Transcribe the listing in full, excluding any pictures.

SOURCE DATA
***
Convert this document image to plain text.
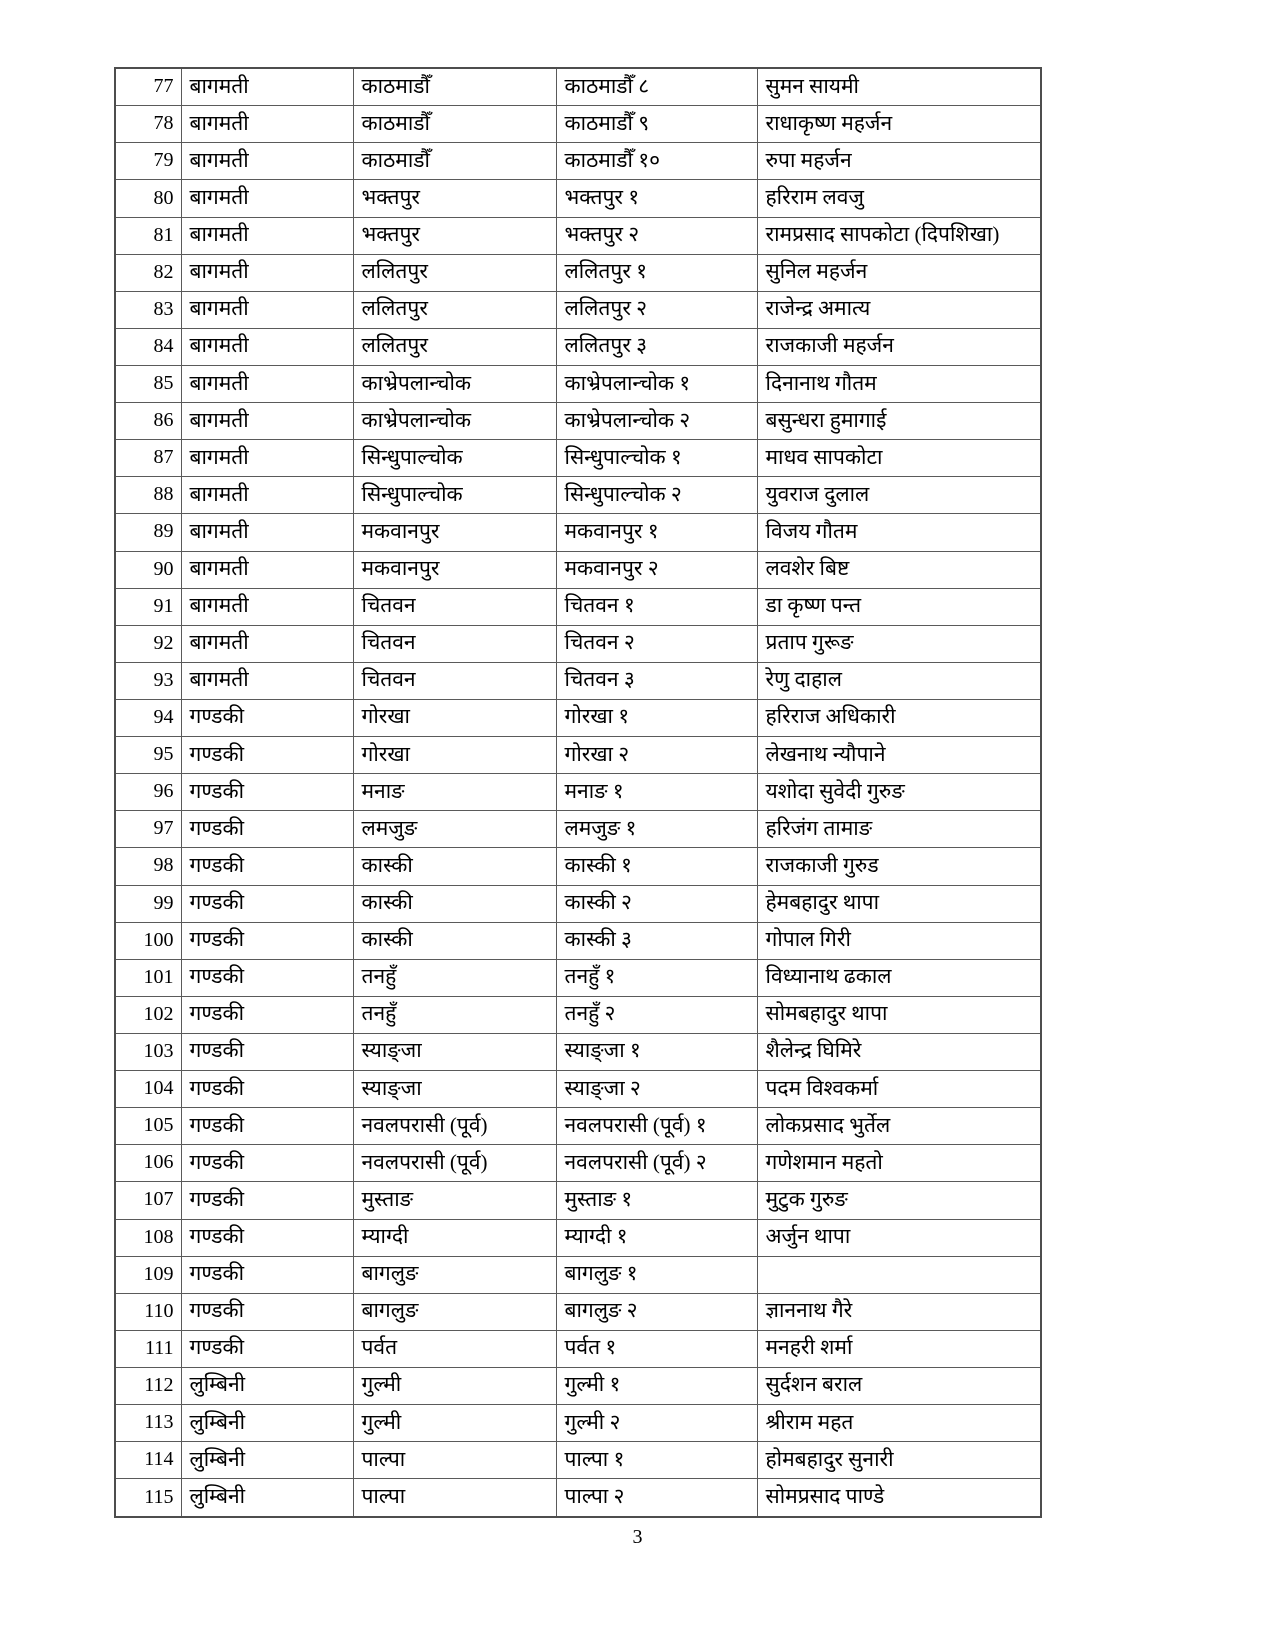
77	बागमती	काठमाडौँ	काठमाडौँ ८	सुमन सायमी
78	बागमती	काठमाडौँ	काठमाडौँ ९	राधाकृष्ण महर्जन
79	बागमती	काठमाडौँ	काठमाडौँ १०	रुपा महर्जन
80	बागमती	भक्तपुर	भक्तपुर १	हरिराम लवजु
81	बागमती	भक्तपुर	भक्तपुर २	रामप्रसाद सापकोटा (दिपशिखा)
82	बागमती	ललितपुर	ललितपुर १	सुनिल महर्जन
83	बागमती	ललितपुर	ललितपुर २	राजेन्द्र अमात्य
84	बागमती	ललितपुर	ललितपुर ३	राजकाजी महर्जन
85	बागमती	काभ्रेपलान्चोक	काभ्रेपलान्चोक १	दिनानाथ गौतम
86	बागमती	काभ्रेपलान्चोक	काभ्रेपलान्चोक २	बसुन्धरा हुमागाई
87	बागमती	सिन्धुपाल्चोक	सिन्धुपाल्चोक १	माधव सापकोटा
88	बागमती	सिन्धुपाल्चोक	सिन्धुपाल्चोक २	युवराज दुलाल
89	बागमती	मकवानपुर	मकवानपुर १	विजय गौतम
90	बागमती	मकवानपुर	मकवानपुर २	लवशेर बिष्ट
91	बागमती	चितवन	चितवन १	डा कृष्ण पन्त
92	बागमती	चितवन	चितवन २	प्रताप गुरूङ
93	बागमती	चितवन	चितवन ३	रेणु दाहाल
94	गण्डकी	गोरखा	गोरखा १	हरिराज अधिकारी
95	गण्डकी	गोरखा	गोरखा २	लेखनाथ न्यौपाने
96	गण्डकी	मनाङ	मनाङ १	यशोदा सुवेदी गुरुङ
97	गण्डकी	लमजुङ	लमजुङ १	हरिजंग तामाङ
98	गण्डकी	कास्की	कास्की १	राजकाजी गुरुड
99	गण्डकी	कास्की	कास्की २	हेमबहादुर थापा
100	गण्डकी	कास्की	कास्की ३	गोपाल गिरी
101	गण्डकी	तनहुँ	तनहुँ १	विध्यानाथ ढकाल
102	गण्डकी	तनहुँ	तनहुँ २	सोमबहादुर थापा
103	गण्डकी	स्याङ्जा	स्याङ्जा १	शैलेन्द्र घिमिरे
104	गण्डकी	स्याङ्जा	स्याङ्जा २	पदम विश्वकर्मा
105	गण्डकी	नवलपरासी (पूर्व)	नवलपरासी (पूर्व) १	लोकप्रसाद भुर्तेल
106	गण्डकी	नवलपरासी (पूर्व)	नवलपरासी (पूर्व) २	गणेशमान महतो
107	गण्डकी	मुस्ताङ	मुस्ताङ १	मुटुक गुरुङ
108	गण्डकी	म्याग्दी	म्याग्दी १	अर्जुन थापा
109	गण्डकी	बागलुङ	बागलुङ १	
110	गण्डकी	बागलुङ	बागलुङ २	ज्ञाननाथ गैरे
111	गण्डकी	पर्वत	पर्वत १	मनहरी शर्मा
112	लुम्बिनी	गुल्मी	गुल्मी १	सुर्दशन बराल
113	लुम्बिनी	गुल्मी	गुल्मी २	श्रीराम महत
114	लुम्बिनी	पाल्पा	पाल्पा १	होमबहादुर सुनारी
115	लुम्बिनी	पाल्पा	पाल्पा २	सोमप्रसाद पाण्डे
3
***
CORRECT RESULT
Convert this document image to plain text.
77	बागमती	काठमाडौँ	काठमाडौँ ८	सुमन सायमी
78	बागमती	काठमाडौँ	काठमाडौँ ९	राधाकृष्ण महर्जन
79	बागमती	काठमाडौँ	काठमाडौँ १०	रुपा महर्जन
80	बागमती	भक्तपुर	भक्तपुर १	हरिराम लवजु
81	बागमती	भक्तपुर	भक्तपुर २	रामप्रसाद सापकोटा (दिपशिखा)
82	बागमती	ललितपुर	ललितपुर १	सुनिल महर्जन
83	बागमती	ललितपुर	ललितपुर २	राजेन्द्र अमात्य
84	बागमती	ललितपुर	ललितपुर ३	राजकाजी महर्जन
85	बागमती	काभ्रेपलान्चोक	काभ्रेपलान्चोक १	दिनानाथ गौतम
86	बागमती	काभ्रेपलान्चोक	काभ्रेपलान्चोक २	बसुन्धरा हुमागाई
87	बागमती	सिन्धुपाल्चोक	सिन्धुपाल्चोक १	माधव सापकोटा
88	बागमती	सिन्धुपाल्चोक	सिन्धुपाल्चोक २	युवराज दुलाल
89	बागमती	मकवानपुर	मकवानपुर १	विजय गौतम
90	बागमती	मकवानपुर	मकवानपुर २	लवशेर बिष्ट
91	बागमती	चितवन	चितवन १	डा कृष्ण पन्त
92	बागमती	चितवन	चितवन २	प्रताप गुरूङ
93	बागमती	चितवन	चितवन ३	रेणु दाहाल
94	गण्डकी	गोरखा	गोरखा १	हरिराज अधिकारी
95	गण्डकी	गोरखा	गोरखा २	लेखनाथ न्यौपाने
96	गण्डकी	मनाङ	मनाङ १	यशोदा सुवेदी गुरुङ
97	गण्डकी	लमजुङ	लमजुङ १	हरिजंग तामाङ
98	गण्डकी	कास्की	कास्की १	राजकाजी गुरुड
99	गण्डकी	कास्की	कास्की २	हेमबहादुर थापा
100	गण्डकी	कास्की	कास्की ३	गोपाल गिरी
101	गण्डकी	तनहुँ	तनहुँ १	विध्यानाथ ढकाल
102	गण्डकी	तनहुँ	तनहुँ २	सोमबहादुर थापा
103	गण्डकी	स्याङ्जा	स्याङ्जा १	शैलेन्द्र घिमिरे
104	गण्डकी	स्याङ्जा	स्याङ्जा २	पदम विश्वकर्मा
105	गण्डकी	नवलपरासी (पूर्व)	नवलपरासी (पूर्व) १	लोकप्रसाद भुर्तेल
106	गण्डकी	नवलपरासी (पूर्व)	नवलपरासी (पूर्व) २	गणेशमान महतो
107	गण्डकी	मुस्ताङ	मुस्ताङ १	मुटुक गुरुङ
108	गण्डकी	म्याग्दी	म्याग्दी १	अर्जुन थापा
109	गण्डकी	बागलुङ	बागलुङ १	
110	गण्डकी	बागलुङ	बागलुङ २	ज्ञाननाथ गैरे
111	गण्डकी	पर्वत	पर्वत १	मनहरी शर्मा
112	लुम्बिनी	गुल्मी	गुल्मी १	सुर्दशन बराल
113	लुम्बिनी	गुल्मी	गुल्मी २	श्रीराम महत
114	लुम्बिनी	पाल्पा	पाल्पा १	होमबहादुर सुनारी
115	लुम्बिनी	पाल्पा	पाल्पा २	सोमप्रसाद पाण्डे
3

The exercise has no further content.